* **DATASET ROWS**
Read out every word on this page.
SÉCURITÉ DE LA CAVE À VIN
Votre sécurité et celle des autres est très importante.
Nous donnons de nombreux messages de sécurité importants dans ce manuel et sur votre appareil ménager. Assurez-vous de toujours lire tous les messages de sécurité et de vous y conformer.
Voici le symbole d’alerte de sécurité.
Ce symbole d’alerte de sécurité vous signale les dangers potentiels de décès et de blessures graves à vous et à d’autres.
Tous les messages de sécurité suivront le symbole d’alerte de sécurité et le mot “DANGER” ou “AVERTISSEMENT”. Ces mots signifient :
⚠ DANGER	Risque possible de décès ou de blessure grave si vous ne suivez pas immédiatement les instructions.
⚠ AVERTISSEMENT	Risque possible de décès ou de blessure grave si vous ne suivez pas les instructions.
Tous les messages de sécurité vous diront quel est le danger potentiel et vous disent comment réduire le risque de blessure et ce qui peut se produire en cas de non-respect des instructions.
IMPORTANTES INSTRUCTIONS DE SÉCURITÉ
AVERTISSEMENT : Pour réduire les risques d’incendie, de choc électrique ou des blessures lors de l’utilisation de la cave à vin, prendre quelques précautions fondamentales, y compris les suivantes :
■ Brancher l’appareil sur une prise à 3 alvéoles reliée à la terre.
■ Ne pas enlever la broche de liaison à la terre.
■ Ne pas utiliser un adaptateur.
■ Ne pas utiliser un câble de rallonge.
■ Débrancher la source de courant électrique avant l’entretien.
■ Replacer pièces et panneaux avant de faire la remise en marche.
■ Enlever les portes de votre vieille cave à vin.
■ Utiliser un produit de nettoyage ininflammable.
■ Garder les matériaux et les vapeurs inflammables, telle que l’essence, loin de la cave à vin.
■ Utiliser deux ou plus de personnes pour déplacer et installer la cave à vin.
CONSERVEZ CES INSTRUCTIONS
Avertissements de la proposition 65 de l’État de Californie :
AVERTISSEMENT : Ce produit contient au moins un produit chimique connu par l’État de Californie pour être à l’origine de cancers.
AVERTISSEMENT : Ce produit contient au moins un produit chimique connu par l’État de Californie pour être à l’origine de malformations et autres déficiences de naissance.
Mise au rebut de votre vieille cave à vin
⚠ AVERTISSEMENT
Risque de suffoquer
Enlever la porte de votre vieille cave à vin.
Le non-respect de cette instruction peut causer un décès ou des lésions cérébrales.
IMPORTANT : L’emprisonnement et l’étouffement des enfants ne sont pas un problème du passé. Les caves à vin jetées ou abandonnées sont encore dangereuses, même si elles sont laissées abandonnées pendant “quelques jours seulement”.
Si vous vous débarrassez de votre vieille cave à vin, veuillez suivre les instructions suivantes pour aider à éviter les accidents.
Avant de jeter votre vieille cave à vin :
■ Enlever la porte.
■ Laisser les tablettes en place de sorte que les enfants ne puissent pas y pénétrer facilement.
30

* **TASK DESCRIPTION**
For the listing above, give the number of lines in which the string "possible" occurs, and nothing else.

* **WORKED ANSWER**
2